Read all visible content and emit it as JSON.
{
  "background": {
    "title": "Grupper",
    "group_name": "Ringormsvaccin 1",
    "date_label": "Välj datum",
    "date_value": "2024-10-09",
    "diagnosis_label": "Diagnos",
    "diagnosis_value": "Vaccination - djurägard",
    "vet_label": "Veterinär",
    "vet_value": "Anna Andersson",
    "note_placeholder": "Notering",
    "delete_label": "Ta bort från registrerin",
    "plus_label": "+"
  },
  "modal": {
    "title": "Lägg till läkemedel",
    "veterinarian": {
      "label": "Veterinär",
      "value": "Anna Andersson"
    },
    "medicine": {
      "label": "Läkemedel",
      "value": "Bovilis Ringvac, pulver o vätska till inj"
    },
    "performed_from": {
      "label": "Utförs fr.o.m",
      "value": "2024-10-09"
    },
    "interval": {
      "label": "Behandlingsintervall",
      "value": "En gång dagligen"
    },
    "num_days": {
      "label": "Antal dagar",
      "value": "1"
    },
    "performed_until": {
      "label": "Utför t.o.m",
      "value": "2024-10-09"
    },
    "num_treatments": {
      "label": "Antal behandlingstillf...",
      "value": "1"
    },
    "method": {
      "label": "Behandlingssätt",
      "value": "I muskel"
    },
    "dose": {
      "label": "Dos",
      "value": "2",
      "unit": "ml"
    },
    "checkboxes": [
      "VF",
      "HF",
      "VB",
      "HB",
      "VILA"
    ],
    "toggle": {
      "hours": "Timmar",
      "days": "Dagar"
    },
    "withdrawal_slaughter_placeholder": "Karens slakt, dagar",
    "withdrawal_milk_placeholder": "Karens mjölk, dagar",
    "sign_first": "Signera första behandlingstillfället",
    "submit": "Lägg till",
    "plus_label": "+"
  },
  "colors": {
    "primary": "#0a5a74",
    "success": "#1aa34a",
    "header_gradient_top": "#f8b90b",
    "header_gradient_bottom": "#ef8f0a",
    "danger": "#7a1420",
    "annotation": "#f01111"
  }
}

○ ○ ○ ○ ○

**Goal**
Go through the records above and set each one down exactly, please.

**Response below**
Read all visible content and emit it as JSON.
{
  "background": {
    "title": "Grupper",
    "group_name": "Ringormsvaccin 1",
    "date_label": "Välj datum",
    "date_value": "2024-10-09",
    "diagnosis_label": "Diagnos",
    "diagnosis_value": "Vaccination - djurägard",
    "vet_label": "Veterinär",
    "vet_value": "Anna Andersson",
    "note_placeholder": "Notering",
    "delete_label": "Ta bort från registrerin",
    "plus_label": "+"
  },
  "modal": {
    "title": "Lägg till läkemedel",
    "veterinarian": {
      "label": "Veterinär",
      "value": "Anna Andersson"
    },
    "medicine": {
      "label": "Läkemedel",
      "value": "Bovilis Ringvac, pulver o vätska till inj"
    },
    "performed_from": {
      "label": "Utförs fr.o.m",
      "value": "2024-10-09"
    },
    "interval": {
      "label": "Behandlingsintervall",
      "value": "En gång dagligen"
    },
    "num_days": {
      "label": "Antal dagar",
      "value": "1"
    },
    "performed_until": {
      "label": "Utför t.o.m",
      "value": "2024-10-09"
    },
    "num_treatments": {
      "label": "Antal behandlingstillf...",
      "value": "1"
    },
    "method": {
      "label": "Behandlingssätt",
      "value": "I muskel"
    },
    "dose": {
      "label": "Dos",
      "value": "2",
      "unit": "ml"
    },
    "checkboxes": [
      "VF",
      "HF",
      "VB",
      "HB",
      "VILA"
    ],
    "toggle": {
      "hours": "Timmar",
      "days": "Dagar"
    },
    "withdrawal_slaughter_placeholder": "Karens slakt, dagar",
    "withdrawal_milk_placeholder": "Karens mjölk, dagar",
    "sign_first": "Signera första behandlingstillfället",
    "submit": "Lägg till",
    "plus_label": "+"
  },
  "colors": {
    "primary": "#0a5a74",
    "success": "#1aa34a",
    "header_gradient_top": "#f8b90b",
    "header_gradient_bottom": "#ef8f0a",
    "danger": "#7a1420",
    "annotation": "#f01111"
  }
}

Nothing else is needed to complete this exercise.